— start of Source records —
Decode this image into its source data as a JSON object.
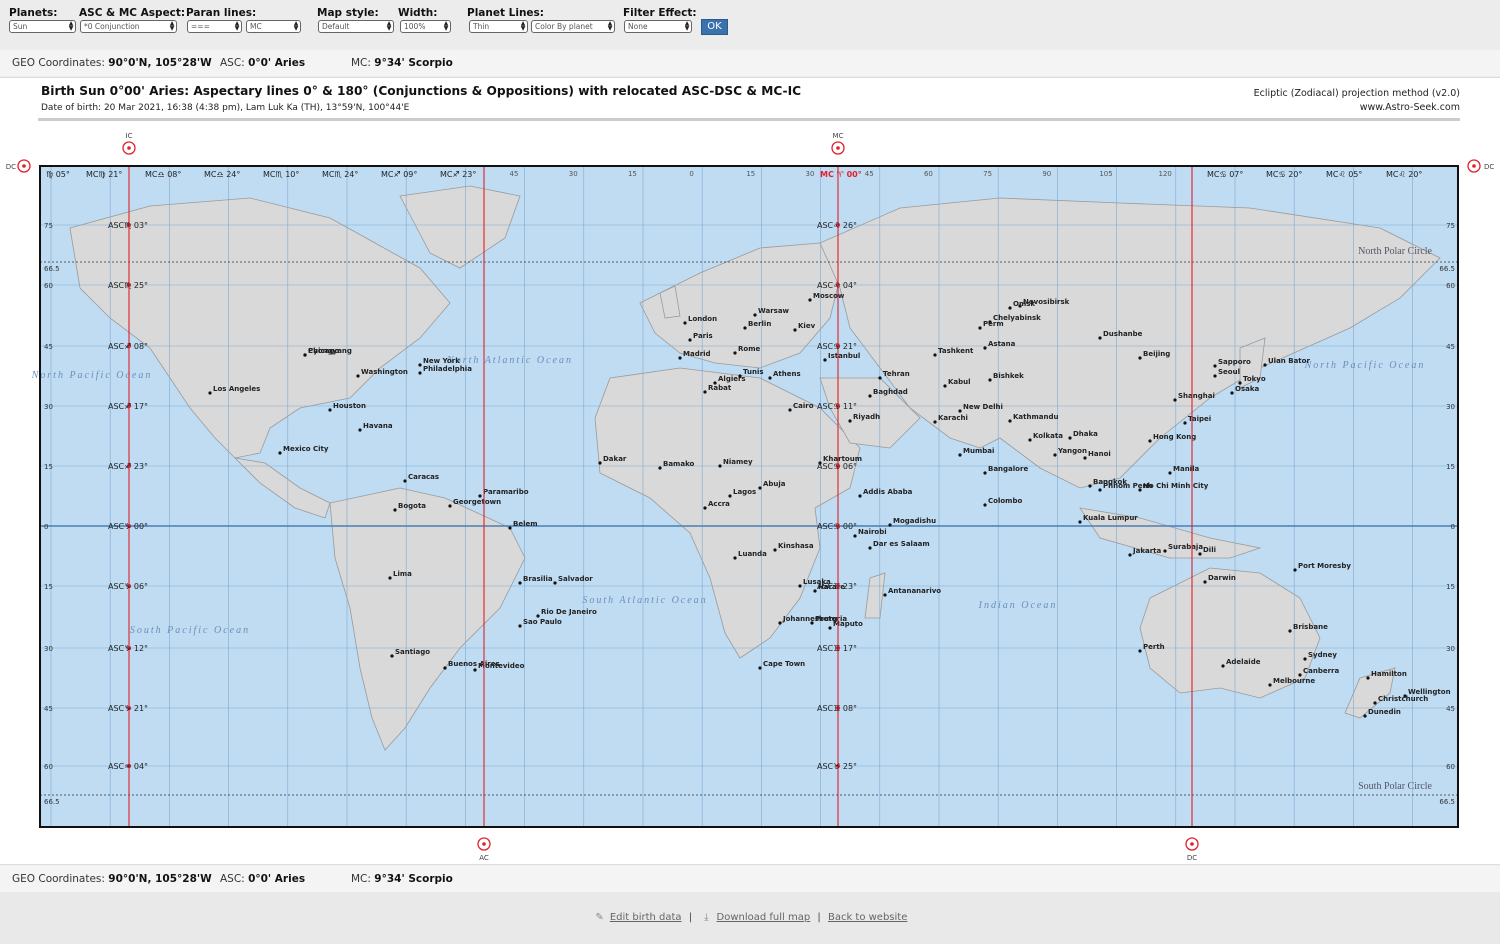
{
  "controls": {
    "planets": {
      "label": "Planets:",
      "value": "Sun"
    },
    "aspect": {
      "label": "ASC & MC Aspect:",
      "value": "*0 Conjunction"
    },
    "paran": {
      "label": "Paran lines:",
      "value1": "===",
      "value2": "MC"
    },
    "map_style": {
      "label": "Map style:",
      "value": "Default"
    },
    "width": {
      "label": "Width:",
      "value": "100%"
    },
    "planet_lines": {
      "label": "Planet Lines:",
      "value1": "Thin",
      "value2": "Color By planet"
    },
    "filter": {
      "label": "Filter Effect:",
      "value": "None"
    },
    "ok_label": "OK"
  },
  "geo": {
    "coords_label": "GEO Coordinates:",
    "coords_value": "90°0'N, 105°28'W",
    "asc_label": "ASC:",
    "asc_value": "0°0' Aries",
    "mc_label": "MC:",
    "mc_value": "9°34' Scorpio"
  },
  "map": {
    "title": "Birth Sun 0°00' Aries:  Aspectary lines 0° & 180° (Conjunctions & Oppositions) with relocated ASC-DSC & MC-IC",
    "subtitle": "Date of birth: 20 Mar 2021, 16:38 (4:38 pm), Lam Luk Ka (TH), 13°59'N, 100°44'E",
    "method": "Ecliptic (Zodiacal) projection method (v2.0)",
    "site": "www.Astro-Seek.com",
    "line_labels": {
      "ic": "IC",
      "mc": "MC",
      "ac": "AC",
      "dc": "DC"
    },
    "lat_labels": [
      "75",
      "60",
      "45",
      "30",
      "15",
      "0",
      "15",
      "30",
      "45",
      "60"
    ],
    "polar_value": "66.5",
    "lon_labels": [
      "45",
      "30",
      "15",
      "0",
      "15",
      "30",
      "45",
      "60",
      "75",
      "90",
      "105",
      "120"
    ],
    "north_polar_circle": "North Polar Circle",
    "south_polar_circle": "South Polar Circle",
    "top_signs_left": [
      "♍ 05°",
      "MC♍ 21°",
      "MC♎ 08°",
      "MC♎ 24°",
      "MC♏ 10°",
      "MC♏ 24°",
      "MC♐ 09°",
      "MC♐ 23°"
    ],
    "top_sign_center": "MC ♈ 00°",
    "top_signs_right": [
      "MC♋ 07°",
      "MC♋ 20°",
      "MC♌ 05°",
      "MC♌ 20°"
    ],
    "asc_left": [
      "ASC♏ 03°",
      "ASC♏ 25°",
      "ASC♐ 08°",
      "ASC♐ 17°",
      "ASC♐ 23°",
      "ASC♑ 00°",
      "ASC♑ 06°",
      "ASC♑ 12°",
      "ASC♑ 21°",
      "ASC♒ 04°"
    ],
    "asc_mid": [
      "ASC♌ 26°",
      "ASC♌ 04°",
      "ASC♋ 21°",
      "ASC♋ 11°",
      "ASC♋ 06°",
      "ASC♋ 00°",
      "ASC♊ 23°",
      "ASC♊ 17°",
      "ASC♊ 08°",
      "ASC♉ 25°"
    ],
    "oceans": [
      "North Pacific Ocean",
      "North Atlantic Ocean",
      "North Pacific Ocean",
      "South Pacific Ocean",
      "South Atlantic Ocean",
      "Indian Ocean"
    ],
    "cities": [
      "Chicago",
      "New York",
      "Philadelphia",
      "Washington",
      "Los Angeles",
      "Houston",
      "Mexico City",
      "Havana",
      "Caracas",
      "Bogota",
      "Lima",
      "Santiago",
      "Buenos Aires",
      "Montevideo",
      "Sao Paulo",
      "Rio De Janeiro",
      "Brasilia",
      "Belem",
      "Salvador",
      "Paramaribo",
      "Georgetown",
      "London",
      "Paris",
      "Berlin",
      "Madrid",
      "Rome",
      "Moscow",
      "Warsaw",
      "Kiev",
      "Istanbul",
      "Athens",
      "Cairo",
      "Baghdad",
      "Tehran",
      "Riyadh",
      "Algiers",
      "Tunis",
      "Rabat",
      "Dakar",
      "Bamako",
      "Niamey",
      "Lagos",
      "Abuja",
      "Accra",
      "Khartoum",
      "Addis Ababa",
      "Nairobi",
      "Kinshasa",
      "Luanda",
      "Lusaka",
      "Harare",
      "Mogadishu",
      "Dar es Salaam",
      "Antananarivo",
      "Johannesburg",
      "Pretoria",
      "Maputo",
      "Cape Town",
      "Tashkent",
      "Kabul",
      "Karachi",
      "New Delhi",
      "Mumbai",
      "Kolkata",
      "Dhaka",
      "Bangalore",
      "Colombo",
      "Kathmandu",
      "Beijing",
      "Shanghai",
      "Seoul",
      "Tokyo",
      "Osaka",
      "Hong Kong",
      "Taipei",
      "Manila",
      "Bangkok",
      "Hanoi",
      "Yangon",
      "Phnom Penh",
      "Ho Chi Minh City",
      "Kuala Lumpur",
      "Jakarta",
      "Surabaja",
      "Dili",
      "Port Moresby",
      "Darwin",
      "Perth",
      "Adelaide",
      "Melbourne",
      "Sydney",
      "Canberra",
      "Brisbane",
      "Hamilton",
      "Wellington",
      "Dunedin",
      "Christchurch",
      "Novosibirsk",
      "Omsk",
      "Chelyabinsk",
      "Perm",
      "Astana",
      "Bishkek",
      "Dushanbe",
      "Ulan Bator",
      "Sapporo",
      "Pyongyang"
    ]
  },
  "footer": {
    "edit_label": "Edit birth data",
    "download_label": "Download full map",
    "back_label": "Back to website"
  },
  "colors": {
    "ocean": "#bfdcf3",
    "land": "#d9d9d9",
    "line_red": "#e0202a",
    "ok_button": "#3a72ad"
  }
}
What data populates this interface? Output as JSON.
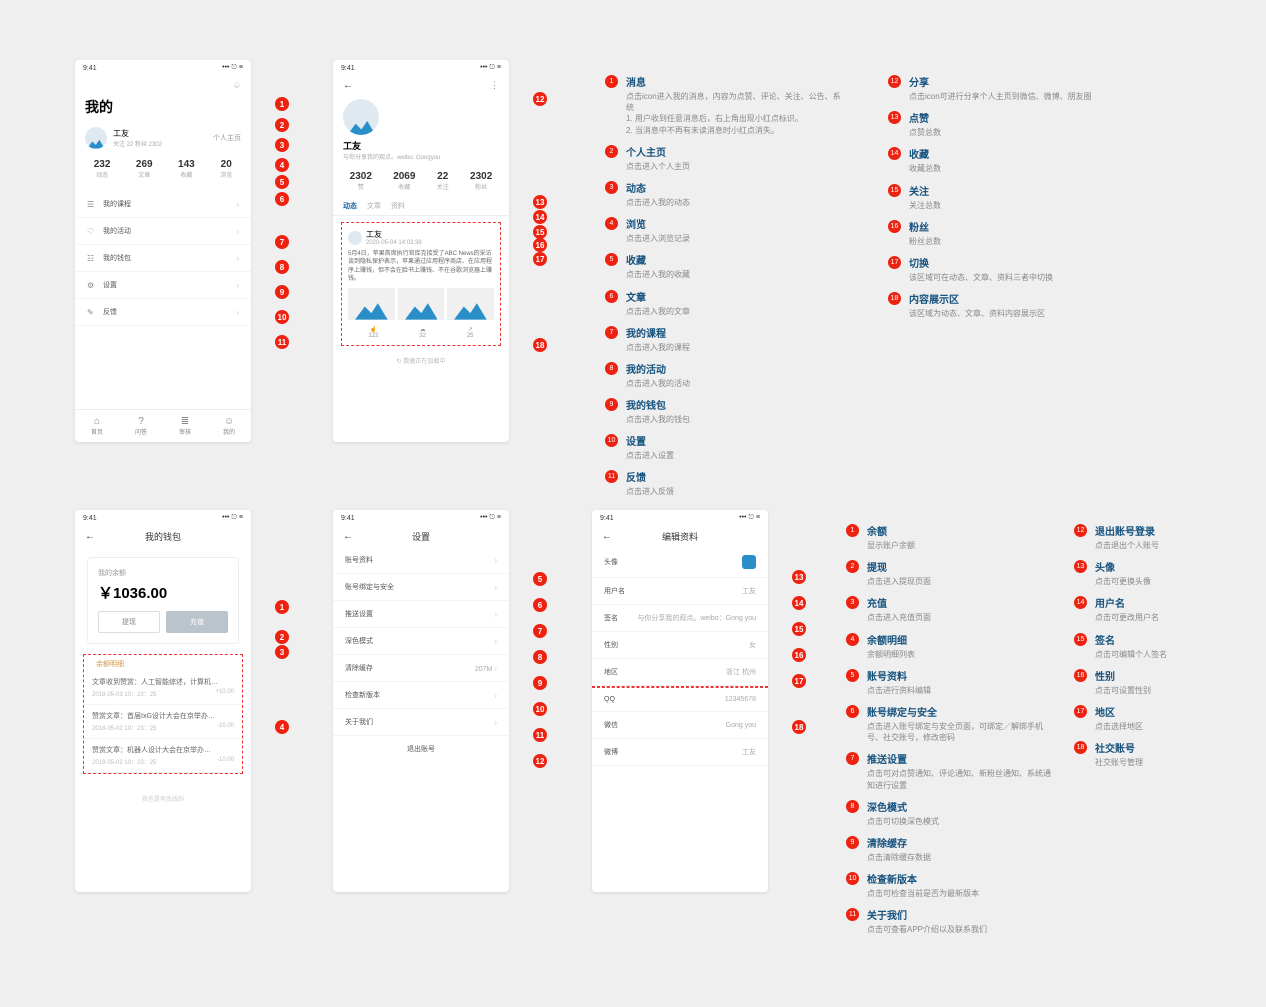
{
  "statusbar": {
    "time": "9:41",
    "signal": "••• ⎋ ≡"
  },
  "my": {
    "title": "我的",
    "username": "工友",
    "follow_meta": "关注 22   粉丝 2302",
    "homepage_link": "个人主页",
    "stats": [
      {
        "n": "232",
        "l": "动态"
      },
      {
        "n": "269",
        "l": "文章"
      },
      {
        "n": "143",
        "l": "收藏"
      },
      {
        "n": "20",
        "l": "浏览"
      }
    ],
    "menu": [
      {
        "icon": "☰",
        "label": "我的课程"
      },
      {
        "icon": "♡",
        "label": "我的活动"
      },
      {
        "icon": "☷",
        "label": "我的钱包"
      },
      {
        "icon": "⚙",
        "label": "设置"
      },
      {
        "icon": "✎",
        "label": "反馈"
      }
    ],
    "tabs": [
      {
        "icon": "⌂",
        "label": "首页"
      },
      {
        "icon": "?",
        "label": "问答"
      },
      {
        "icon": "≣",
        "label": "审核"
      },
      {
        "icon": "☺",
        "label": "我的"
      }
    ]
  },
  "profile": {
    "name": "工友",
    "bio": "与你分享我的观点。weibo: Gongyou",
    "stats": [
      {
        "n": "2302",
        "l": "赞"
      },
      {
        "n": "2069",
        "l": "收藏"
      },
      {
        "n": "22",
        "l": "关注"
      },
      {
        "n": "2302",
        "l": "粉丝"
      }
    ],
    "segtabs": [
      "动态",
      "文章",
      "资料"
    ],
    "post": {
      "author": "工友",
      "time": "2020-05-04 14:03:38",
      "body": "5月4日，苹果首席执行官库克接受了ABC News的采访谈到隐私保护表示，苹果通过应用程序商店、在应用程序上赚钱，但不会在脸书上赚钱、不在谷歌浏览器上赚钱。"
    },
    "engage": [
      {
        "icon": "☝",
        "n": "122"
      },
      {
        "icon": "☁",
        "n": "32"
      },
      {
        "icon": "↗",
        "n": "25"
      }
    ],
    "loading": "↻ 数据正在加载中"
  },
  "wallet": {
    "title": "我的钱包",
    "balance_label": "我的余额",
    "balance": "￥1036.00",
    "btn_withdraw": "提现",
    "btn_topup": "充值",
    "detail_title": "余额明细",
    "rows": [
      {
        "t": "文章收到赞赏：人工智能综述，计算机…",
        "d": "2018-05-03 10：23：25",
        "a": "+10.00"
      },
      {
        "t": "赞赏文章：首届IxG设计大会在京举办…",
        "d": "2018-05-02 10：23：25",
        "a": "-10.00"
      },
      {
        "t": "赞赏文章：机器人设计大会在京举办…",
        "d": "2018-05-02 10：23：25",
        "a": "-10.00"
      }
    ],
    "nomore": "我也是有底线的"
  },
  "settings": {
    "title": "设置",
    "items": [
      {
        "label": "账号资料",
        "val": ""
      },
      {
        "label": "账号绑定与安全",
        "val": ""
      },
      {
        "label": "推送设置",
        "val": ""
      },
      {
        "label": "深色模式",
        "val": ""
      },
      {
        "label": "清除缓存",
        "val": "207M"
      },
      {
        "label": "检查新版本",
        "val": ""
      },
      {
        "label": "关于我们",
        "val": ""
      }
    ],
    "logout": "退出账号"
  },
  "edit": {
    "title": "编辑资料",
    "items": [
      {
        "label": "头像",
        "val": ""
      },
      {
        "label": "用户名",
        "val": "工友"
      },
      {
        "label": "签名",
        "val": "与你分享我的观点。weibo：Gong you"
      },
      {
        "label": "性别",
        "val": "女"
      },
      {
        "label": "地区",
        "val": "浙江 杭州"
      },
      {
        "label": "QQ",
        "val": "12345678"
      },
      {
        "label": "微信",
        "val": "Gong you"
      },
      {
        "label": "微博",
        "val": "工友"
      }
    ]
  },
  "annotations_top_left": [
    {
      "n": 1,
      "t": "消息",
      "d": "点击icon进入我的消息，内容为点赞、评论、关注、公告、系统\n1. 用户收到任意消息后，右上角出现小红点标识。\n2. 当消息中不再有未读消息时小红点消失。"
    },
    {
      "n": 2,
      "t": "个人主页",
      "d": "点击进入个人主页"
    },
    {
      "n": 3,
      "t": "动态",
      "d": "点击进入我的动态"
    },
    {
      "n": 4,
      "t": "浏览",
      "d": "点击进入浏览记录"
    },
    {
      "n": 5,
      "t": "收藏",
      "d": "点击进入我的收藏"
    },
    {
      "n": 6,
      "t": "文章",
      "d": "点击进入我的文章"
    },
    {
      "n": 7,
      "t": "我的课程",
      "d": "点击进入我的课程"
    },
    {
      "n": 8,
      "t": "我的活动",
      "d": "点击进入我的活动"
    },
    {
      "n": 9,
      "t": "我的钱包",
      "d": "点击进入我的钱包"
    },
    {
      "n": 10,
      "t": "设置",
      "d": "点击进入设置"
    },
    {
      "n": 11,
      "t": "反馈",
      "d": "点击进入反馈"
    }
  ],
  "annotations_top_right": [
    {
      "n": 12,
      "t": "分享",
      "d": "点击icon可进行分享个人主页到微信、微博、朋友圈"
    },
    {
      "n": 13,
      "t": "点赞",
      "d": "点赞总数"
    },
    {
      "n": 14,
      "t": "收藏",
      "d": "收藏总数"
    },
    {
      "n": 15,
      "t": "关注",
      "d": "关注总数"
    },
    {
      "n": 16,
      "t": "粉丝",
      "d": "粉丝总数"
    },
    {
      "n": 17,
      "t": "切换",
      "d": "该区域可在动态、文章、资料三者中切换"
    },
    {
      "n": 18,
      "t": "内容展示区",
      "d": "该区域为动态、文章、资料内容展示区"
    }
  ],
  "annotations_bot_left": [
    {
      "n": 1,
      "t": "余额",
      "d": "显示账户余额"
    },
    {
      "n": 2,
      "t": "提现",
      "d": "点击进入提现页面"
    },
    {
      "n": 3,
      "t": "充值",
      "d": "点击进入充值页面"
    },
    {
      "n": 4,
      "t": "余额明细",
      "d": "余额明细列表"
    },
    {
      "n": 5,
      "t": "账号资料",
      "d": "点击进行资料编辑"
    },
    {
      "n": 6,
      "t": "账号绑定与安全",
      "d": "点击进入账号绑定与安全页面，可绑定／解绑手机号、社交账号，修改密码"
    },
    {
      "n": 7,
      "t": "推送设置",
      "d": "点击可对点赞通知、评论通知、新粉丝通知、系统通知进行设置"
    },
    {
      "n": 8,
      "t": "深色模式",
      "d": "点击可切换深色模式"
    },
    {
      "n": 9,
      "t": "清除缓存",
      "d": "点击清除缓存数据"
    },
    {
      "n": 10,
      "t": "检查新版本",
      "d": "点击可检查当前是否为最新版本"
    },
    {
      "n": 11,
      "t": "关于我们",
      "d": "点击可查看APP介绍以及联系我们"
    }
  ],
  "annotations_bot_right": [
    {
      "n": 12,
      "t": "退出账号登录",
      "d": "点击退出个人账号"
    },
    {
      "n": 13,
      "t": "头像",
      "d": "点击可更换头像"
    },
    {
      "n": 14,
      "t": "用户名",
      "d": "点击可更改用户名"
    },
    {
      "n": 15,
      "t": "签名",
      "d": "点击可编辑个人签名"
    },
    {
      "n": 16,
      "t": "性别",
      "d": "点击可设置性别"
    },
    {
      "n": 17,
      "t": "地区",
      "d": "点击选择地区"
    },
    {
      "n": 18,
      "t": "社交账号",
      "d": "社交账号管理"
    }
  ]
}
— end of Source records —
§ **Your objective**: Search the data above for lines holding "JSON" and copy each of them.

§ **Correct output**:
Decode this image into its source data as a JSON object.
What data populates this interface? Output as JSON.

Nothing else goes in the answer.